INSTRUCTION:
Write out every entry exactly as it appears.

**** DATA FOR PROCESSING ****

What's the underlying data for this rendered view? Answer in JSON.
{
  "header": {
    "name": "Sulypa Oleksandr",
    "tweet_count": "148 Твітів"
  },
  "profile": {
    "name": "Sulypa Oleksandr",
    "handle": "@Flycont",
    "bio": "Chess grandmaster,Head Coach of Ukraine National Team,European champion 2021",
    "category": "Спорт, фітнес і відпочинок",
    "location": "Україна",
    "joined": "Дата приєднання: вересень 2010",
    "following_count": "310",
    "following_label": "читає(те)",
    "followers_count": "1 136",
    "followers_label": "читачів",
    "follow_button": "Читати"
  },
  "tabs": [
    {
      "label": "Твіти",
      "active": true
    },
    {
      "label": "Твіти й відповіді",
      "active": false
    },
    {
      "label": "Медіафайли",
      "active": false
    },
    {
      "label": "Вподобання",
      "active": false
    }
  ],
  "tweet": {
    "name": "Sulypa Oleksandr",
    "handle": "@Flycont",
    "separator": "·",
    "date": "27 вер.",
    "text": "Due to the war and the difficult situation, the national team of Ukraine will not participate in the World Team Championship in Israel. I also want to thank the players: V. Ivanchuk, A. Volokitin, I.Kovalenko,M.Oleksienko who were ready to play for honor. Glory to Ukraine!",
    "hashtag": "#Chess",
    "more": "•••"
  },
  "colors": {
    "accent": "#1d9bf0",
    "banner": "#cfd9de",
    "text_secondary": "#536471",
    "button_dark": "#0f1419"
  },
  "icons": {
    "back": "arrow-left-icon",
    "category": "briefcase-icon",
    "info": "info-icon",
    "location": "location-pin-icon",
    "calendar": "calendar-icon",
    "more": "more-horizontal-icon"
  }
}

****

WORKED SOLUTION:
What's the underlying data for this rendered view? Answer in JSON.
{
  "header": {
    "name": "Sulypa Oleksandr",
    "tweet_count": "148 Твітів"
  },
  "profile": {
    "name": "Sulypa Oleksandr",
    "handle": "@Flycont",
    "bio": "Chess grandmaster,Head Coach of Ukraine National Team,European champion 2021",
    "category": "Спорт, фітнес і відпочинок",
    "location": "Україна",
    "joined": "Дата приєднання: вересень 2010",
    "following_count": "310",
    "following_label": "читає(те)",
    "followers_count": "1 136",
    "followers_label": "читачів",
    "follow_button": "Читати"
  },
  "tabs": [
    {
      "label": "Твіти",
      "active": true
    },
    {
      "label": "Твіти й відповіді",
      "active": false
    },
    {
      "label": "Медіафайли",
      "active": false
    },
    {
      "label": "Вподобання",
      "active": false
    }
  ],
  "tweet": {
    "name": "Sulypa Oleksandr",
    "handle": "@Flycont",
    "separator": "·",
    "date": "27 вер.",
    "text": "Due to the war and the difficult situation, the national team of Ukraine will not participate in the World Team Championship in Israel. I also want to thank the players: V. Ivanchuk, A. Volokitin, I.Kovalenko,M.Oleksienko who were ready to play for honor. Glory to Ukraine!",
    "hashtag": "#Chess",
    "more": "•••"
  },
  "colors": {
    "accent": "#1d9bf0",
    "banner": "#cfd9de",
    "text_secondary": "#536471",
    "button_dark": "#0f1419"
  },
  "icons": {
    "back": "arrow-left-icon",
    "category": "briefcase-icon",
    "info": "info-icon",
    "location": "location-pin-icon",
    "calendar": "calendar-icon",
    "more": "more-horizontal-icon"
  }
}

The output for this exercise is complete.